(Data records)
┄┄┄┄┄┄
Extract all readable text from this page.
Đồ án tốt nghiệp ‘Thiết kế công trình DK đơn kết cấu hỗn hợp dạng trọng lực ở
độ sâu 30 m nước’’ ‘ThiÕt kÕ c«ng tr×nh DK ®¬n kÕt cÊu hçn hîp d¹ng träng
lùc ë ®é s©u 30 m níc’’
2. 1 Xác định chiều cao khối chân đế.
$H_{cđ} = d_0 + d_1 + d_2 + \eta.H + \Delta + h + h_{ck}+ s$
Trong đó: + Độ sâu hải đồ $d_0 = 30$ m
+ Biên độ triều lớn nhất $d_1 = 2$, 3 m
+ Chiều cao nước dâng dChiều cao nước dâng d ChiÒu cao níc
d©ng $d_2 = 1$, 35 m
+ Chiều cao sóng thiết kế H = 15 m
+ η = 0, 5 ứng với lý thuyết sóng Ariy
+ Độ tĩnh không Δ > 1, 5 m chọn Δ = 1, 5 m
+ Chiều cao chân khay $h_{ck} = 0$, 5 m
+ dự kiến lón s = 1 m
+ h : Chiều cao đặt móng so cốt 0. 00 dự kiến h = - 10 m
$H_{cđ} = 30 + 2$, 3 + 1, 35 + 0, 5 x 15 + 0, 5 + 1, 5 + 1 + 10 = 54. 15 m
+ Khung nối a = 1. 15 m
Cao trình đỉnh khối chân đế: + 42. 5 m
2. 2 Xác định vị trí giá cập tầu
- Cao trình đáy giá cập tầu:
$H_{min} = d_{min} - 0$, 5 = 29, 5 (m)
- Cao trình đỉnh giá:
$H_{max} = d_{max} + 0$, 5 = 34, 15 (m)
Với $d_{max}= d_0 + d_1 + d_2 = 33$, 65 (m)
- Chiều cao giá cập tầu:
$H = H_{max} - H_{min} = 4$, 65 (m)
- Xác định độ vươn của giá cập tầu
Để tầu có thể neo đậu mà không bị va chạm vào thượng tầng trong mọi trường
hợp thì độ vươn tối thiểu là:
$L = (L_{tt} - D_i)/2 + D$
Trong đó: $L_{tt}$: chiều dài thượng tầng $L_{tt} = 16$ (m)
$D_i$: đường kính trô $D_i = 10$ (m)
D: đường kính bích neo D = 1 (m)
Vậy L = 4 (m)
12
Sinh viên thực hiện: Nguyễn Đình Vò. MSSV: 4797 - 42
┄┄┄┄┄┄
From the listing above, extract every line exactly as it stands.

Extract all readable text from this page.
Đồ án tốt nghiệp ‘Thiết kế công trình DK đơn kết cấu hỗn hợp dạng trọng lực ở
độ sâu 30 m nước’’ ‘ThiÕt kÕ c«ng tr×nh DK ®¬n kÕt cÊu hçn hîp d¹ng träng
lùc ë ®é s©u 30 m níc’’
2. 1 Xác định chiều cao khối chân đế.
$H_{cđ} = d_0 + d_1 + d_2 + \eta.H + \Delta + h + h_{ck}+ s$
Trong đó: + Độ sâu hải đồ $d_0 = 30$ m
+ Biên độ triều lớn nhất $d_1 = 2$, 3 m
+ Chiều cao nước dâng dChiều cao nước dâng d ChiÒu cao níc
d©ng $d_2 = 1$, 35 m
+ Chiều cao sóng thiết kế H = 15 m
+ η = 0, 5 ứng với lý thuyết sóng Ariy
+ Độ tĩnh không Δ > 1, 5 m chọn Δ = 1, 5 m
+ Chiều cao chân khay $h_{ck} = 0$, 5 m
+ dự kiến lón s = 1 m
+ h : Chiều cao đặt móng so cốt 0. 00 dự kiến h = - 10 m
$H_{cđ} = 30 + 2$, 3 + 1, 35 + 0, 5 x 15 + 0, 5 + 1, 5 + 1 + 10 = 54. 15 m
+ Khung nối a = 1. 15 m
Cao trình đỉnh khối chân đế: + 42. 5 m
2. 2 Xác định vị trí giá cập tầu
- Cao trình đáy giá cập tầu:
$H_{min} = d_{min} - 0$, 5 = 29, 5 (m)
- Cao trình đỉnh giá:
$H_{max} = d_{max} + 0$, 5 = 34, 15 (m)
Với $d_{max}= d_0 + d_1 + d_2 = 33$, 65 (m)
- Chiều cao giá cập tầu:
$H = H_{max} - H_{min} = 4$, 65 (m)
- Xác định độ vươn của giá cập tầu
Để tầu có thể neo đậu mà không bị va chạm vào thượng tầng trong mọi trường
hợp thì độ vươn tối thiểu là:
$L = (L_{tt} - D_i)/2 + D$
Trong đó: $L_{tt}$: chiều dài thượng tầng $L_{tt} = 16$ (m)
$D_i$: đường kính trô $D_i = 10$ (m)
D: đường kính bích neo D = 1 (m)
Vậy L = 4 (m)
12
Sinh viên thực hiện: Nguyễn Đình Vò. MSSV: 4797 - 42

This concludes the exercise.